Pull out every line with the word "Country".

|---|

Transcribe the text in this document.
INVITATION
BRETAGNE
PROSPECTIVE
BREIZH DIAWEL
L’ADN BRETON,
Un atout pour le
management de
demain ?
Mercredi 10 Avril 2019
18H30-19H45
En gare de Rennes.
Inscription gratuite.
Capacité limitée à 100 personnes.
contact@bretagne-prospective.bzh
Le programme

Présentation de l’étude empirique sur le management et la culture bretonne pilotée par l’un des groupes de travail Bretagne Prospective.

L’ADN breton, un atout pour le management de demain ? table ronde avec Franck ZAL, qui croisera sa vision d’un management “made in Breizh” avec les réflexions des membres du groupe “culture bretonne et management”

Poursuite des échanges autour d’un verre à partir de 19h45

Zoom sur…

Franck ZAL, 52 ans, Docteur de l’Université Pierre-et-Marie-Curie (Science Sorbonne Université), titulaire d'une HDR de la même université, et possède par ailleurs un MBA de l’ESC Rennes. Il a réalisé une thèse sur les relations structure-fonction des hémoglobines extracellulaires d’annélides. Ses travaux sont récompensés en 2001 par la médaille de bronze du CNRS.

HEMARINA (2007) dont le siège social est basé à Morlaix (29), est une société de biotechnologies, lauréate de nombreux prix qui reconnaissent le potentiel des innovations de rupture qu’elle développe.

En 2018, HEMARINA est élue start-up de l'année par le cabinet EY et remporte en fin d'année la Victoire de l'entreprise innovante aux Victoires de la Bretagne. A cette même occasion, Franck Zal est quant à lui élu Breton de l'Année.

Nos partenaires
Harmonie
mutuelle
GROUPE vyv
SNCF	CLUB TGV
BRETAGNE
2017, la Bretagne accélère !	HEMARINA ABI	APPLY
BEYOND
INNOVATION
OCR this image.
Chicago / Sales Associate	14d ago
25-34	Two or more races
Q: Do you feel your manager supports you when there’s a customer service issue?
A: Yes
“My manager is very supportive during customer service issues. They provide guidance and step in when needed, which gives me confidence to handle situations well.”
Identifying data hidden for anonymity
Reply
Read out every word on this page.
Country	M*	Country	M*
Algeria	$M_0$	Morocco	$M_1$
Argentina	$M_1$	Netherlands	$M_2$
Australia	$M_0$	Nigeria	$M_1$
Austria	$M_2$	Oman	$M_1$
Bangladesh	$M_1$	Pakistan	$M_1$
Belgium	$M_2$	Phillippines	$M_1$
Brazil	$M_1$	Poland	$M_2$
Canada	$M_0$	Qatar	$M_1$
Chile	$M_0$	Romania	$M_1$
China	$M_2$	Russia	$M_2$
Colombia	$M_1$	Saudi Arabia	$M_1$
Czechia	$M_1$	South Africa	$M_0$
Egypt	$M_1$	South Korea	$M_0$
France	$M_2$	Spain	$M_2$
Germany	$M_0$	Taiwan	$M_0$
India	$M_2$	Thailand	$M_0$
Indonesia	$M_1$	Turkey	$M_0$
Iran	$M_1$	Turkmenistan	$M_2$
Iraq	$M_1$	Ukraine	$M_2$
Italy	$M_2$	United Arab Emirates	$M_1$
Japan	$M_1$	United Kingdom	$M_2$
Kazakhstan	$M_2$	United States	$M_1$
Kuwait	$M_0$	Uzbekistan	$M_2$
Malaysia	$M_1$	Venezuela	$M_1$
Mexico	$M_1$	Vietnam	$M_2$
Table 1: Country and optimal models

|---|

→ **Answer to this exercise**
Country	M*	Country	M*
Table 1: Country and optimal models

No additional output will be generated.